** START **
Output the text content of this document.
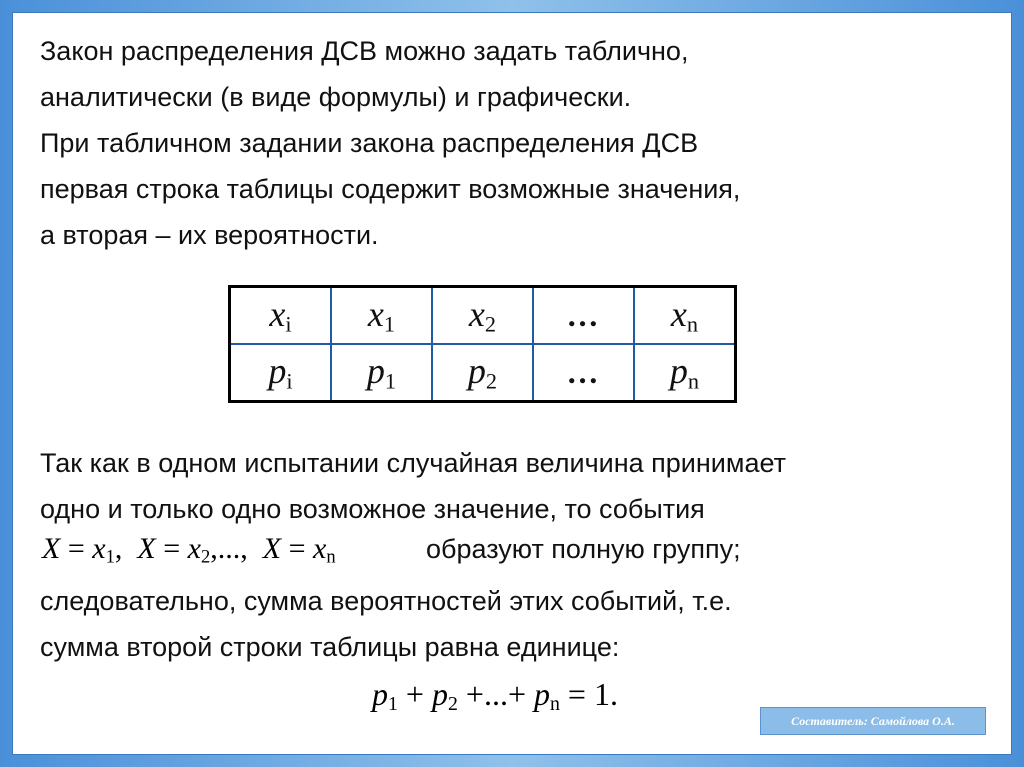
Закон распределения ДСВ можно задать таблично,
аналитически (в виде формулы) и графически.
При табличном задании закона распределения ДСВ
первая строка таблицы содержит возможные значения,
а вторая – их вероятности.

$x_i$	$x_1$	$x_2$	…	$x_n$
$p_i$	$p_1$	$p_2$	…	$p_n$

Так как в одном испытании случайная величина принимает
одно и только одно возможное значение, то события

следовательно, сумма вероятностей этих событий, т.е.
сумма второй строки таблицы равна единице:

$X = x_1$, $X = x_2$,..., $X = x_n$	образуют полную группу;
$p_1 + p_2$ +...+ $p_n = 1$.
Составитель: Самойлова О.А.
** END **
** START **
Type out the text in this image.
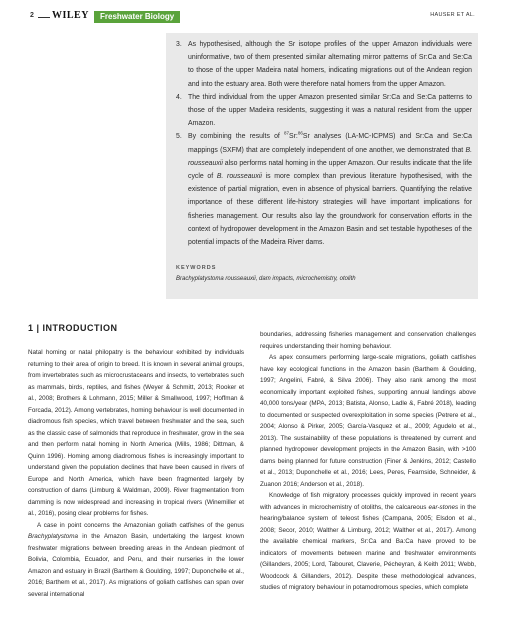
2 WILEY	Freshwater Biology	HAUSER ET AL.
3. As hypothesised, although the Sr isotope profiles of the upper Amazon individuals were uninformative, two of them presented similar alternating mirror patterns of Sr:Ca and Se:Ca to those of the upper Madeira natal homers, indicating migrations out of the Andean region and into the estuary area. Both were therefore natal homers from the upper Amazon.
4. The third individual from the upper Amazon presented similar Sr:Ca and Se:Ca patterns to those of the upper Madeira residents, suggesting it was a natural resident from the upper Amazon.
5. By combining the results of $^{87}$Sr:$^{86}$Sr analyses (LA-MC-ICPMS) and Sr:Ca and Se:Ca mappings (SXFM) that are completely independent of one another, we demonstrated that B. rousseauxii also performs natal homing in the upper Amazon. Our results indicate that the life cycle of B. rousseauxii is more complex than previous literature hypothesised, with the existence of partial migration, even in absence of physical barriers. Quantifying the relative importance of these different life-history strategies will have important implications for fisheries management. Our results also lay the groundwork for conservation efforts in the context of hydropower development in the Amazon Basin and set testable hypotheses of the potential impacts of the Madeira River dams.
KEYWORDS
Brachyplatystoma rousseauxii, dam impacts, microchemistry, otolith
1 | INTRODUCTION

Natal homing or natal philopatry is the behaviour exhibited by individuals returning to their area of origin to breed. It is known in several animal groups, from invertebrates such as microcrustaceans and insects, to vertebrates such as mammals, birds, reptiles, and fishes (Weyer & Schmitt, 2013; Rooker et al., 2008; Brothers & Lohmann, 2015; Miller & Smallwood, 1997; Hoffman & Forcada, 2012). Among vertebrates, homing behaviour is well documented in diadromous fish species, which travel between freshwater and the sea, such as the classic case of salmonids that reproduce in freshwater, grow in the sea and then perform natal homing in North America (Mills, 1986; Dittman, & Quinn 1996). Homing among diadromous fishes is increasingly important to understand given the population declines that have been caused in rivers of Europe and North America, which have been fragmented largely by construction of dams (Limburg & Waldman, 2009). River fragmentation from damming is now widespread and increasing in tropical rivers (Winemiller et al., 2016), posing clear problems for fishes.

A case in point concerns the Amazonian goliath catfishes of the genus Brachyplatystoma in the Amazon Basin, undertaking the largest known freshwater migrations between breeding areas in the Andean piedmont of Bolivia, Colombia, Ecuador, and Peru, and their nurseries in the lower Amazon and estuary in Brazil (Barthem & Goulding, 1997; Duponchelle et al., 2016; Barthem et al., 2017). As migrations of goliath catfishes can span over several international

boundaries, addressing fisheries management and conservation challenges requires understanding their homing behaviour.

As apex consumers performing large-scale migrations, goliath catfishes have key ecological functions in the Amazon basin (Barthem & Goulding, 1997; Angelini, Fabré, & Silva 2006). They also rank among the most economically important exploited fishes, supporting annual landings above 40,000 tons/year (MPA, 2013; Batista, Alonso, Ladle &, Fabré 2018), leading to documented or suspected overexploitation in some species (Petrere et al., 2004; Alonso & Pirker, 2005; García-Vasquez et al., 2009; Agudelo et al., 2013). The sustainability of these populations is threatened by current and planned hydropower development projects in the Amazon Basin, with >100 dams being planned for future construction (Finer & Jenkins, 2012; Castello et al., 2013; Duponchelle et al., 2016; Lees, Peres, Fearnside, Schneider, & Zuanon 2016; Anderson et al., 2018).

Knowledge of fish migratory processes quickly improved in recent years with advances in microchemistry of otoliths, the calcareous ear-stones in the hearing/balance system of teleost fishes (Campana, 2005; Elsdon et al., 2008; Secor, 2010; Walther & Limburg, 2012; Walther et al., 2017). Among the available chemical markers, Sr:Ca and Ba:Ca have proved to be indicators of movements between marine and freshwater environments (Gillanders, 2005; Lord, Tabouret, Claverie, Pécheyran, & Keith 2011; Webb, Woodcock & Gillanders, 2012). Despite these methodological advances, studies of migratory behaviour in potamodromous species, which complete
** END **
** START **
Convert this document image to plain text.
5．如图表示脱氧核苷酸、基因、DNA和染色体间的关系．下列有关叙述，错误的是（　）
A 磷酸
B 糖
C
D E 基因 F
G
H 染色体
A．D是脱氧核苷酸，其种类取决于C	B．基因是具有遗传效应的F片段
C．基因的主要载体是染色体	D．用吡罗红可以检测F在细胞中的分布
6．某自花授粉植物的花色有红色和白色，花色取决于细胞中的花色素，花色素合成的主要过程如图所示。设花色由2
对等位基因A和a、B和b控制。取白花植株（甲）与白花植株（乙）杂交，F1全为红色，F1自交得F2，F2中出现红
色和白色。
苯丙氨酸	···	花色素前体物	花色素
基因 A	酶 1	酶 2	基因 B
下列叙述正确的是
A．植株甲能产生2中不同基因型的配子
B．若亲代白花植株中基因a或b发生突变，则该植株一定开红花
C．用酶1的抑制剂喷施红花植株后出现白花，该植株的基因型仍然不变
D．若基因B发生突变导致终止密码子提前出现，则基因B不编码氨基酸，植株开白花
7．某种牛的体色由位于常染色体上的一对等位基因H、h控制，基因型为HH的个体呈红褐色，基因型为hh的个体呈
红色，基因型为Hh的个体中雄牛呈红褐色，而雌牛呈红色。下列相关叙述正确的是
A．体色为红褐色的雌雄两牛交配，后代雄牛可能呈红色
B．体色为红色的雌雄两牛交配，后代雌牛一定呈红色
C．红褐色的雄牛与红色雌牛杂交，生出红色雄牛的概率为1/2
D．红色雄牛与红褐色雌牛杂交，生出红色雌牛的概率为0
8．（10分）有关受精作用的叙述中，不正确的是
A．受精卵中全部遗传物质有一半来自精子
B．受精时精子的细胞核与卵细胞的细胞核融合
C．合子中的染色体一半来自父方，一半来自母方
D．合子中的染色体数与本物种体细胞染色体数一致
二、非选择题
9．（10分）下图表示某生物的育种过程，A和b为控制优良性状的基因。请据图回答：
** END **
Display every line of the listing that contains the string "this".

• **COMPLETE RESPONSE**:
Output the text content of this document.
Type out the text in this image.
Convert this document image to plain text.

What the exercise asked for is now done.